Description of the task: Of all the lines in the records below, how many hold the word "after"? Give the number alone.

Source data:

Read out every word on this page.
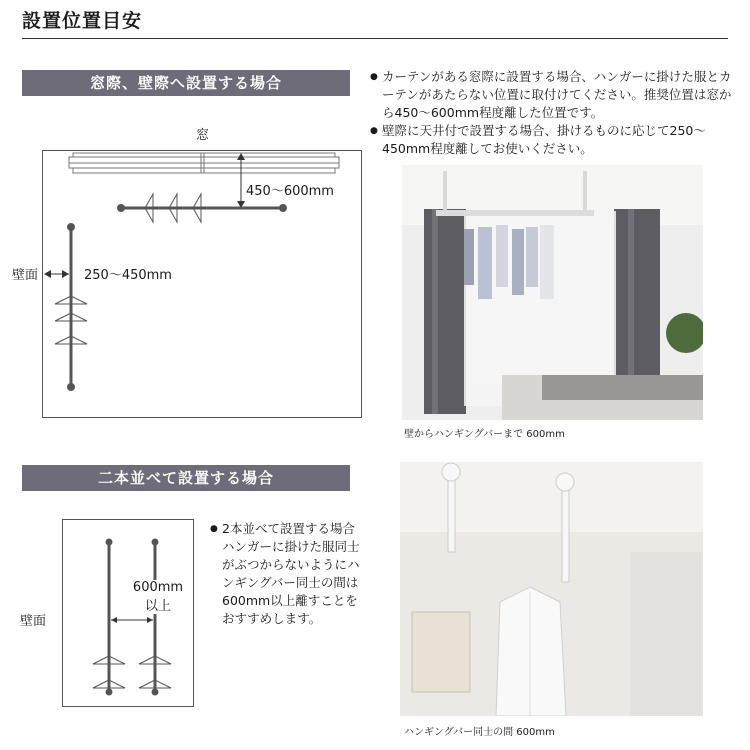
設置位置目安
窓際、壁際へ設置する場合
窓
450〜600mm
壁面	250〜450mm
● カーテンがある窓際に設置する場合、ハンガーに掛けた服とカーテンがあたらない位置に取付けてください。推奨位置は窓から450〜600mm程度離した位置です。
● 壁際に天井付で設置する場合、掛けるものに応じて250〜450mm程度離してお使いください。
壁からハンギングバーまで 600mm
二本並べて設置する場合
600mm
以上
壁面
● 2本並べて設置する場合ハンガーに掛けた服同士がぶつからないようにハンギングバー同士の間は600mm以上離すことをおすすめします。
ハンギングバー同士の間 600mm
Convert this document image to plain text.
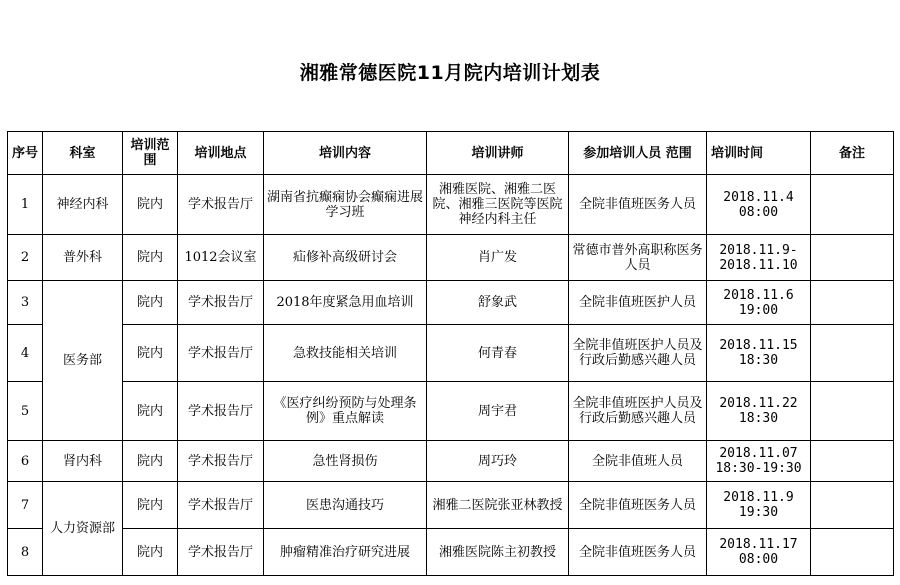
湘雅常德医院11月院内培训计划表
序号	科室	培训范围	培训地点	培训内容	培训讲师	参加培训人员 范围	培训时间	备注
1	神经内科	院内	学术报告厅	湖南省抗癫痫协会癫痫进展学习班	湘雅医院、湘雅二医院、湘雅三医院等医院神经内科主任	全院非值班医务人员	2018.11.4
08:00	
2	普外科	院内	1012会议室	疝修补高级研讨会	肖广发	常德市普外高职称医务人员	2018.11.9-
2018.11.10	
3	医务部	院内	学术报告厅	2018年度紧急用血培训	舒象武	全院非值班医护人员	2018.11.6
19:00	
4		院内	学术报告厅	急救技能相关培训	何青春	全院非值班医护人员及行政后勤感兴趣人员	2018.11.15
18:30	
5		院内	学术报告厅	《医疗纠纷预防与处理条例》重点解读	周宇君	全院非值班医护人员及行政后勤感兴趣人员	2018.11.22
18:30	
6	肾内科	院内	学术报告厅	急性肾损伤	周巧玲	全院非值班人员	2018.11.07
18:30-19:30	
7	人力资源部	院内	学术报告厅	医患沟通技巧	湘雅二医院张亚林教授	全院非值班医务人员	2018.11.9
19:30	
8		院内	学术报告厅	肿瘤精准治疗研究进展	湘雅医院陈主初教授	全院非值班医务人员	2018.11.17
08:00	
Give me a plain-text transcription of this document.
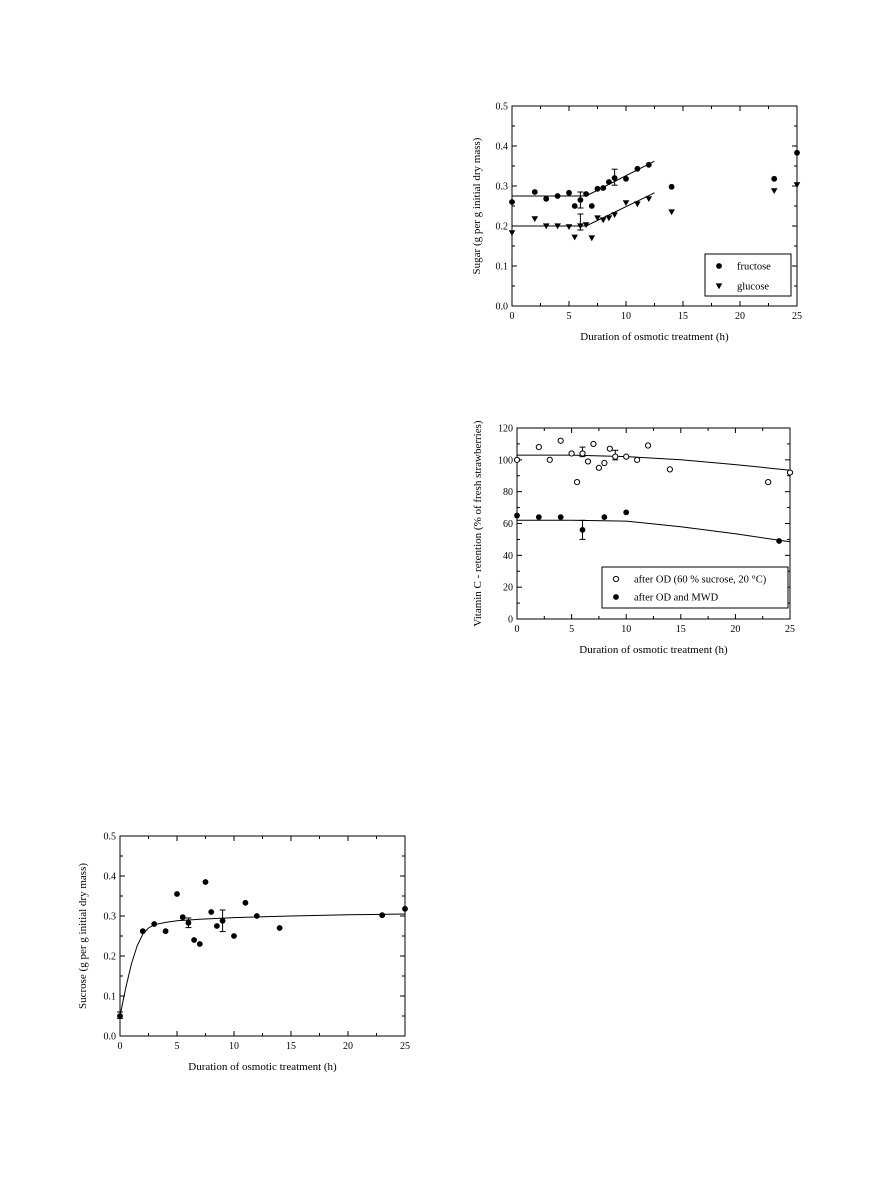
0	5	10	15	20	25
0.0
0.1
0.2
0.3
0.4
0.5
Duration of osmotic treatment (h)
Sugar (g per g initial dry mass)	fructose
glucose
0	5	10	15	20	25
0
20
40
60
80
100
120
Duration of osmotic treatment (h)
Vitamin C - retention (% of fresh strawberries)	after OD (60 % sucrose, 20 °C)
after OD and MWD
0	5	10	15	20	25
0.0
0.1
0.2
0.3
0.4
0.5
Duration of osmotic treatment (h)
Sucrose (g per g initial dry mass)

Task answer: 2